THE TASK: Return each line containing the string "Axial".

Figure data in JSON:
START
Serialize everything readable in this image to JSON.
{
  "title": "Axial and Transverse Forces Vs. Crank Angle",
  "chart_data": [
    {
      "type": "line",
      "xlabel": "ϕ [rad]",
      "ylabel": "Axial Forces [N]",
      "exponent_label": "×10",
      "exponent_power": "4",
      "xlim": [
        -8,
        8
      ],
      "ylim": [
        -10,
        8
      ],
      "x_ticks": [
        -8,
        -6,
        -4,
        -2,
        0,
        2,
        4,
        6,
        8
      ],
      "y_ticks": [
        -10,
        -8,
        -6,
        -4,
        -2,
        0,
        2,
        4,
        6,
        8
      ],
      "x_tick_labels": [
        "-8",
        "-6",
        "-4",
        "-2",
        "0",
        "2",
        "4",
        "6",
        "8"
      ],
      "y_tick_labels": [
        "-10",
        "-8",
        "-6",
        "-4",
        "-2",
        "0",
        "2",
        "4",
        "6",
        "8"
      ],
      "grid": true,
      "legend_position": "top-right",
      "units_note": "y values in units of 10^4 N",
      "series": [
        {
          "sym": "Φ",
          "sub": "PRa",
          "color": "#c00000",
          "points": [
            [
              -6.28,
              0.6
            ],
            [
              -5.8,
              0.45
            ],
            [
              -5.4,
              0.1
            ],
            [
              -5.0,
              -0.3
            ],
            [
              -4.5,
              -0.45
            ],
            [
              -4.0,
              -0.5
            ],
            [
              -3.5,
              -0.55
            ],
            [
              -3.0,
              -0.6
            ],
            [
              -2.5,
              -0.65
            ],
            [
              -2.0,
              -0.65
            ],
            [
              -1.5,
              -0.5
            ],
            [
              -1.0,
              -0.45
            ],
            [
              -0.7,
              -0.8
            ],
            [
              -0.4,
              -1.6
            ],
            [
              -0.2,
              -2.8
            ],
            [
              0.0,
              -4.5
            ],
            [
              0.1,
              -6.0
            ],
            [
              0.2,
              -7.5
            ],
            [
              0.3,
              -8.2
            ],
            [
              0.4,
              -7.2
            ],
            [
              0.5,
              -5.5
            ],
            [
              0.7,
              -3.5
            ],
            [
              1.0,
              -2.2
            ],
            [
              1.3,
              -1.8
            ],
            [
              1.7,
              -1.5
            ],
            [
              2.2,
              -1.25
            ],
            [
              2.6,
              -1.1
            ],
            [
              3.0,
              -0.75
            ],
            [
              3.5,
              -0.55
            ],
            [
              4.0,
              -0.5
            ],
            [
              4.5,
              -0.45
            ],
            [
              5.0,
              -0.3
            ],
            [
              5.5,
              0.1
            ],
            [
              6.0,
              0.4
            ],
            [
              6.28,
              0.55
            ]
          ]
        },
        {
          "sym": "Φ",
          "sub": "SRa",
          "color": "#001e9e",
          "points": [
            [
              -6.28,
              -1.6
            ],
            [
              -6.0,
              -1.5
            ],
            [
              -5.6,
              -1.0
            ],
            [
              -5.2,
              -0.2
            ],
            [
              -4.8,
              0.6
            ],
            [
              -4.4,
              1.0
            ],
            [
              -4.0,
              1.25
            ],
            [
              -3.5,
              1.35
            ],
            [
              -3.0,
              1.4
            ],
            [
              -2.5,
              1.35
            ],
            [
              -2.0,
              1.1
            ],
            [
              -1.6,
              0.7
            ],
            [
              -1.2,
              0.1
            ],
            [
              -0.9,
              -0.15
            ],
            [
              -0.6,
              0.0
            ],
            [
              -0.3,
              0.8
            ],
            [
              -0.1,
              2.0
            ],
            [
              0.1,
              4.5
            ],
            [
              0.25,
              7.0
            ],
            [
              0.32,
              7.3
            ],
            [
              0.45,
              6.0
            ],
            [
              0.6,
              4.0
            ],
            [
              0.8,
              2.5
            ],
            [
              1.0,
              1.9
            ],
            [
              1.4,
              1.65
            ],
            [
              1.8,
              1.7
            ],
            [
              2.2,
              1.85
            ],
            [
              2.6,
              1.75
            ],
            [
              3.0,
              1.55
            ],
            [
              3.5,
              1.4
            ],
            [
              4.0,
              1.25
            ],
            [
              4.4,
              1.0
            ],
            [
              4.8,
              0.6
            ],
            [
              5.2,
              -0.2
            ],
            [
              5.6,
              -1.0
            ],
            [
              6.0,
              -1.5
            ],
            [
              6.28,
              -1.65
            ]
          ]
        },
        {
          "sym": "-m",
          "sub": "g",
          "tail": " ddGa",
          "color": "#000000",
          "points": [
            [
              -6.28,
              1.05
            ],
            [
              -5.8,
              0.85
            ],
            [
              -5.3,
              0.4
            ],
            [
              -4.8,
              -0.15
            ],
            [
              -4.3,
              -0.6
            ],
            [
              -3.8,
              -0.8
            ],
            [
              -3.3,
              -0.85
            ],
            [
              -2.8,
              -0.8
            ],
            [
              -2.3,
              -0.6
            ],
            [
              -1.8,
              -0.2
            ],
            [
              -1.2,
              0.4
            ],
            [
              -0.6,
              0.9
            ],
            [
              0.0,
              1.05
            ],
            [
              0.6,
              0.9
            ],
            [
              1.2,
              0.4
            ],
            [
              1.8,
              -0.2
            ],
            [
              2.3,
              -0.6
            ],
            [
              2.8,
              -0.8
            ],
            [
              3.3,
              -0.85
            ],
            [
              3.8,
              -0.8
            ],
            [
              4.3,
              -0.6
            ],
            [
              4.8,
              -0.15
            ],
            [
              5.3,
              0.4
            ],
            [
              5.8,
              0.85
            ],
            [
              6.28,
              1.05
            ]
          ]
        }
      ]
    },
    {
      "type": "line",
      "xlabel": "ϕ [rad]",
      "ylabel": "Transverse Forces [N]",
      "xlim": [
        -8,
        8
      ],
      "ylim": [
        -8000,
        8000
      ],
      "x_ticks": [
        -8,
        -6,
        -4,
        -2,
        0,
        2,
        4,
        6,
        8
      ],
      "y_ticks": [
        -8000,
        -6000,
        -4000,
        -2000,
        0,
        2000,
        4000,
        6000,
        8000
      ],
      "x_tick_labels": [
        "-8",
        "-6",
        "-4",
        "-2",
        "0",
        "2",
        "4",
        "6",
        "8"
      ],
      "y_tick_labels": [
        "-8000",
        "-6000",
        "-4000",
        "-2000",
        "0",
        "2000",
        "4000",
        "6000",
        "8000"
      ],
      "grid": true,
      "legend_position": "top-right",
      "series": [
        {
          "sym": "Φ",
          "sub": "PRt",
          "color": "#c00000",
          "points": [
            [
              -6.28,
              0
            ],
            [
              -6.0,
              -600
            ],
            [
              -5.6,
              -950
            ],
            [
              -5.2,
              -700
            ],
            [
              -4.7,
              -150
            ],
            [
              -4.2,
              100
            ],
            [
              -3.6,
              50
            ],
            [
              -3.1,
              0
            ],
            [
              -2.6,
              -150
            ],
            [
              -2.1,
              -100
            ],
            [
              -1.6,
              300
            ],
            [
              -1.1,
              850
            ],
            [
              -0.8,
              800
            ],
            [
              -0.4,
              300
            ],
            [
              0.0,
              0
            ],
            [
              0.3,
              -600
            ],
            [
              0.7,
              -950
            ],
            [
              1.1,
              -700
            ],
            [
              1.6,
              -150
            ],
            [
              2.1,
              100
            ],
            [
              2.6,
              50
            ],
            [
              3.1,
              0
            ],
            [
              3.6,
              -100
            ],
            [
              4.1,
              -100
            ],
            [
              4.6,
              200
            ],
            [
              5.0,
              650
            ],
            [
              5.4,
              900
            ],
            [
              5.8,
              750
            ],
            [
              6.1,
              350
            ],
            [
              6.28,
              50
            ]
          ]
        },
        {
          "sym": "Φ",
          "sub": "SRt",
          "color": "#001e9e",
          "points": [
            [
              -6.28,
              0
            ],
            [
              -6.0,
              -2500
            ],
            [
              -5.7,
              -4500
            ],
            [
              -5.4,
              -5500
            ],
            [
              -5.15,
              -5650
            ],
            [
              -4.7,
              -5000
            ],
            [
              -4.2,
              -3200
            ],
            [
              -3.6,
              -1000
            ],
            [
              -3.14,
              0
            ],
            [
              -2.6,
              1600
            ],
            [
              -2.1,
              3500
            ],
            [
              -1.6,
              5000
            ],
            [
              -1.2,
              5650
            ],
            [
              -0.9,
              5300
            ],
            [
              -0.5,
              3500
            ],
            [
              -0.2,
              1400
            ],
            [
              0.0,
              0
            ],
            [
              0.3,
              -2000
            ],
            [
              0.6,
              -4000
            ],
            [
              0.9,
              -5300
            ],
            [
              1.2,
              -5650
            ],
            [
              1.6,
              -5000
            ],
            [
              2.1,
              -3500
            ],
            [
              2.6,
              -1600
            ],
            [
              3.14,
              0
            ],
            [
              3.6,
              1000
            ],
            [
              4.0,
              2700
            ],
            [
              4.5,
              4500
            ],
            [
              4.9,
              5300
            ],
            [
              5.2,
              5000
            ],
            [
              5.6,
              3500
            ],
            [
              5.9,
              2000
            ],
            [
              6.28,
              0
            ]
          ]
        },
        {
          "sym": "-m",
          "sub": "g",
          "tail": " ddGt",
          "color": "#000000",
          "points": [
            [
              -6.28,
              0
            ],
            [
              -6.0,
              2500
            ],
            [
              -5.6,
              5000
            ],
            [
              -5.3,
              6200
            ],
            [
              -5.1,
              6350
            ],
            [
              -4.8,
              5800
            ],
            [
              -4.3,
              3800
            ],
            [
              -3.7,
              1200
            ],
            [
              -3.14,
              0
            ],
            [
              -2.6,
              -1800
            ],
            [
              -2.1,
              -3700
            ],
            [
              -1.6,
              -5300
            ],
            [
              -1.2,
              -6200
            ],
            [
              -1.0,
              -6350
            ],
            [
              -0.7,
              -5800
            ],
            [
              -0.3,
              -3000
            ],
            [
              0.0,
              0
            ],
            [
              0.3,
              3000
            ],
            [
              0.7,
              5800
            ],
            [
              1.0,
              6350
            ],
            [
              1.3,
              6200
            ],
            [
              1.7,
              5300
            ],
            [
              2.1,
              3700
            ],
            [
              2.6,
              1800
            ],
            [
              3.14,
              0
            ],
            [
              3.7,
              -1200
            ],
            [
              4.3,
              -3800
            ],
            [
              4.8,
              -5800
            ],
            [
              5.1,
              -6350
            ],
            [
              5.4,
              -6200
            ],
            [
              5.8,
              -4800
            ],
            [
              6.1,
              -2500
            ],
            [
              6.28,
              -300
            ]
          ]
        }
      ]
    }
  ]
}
END
RIGHT ANSWER:
  "title": "Axial and Transverse Forces Vs. Crank Angle",
      "ylabel": "Axial Forces [N]",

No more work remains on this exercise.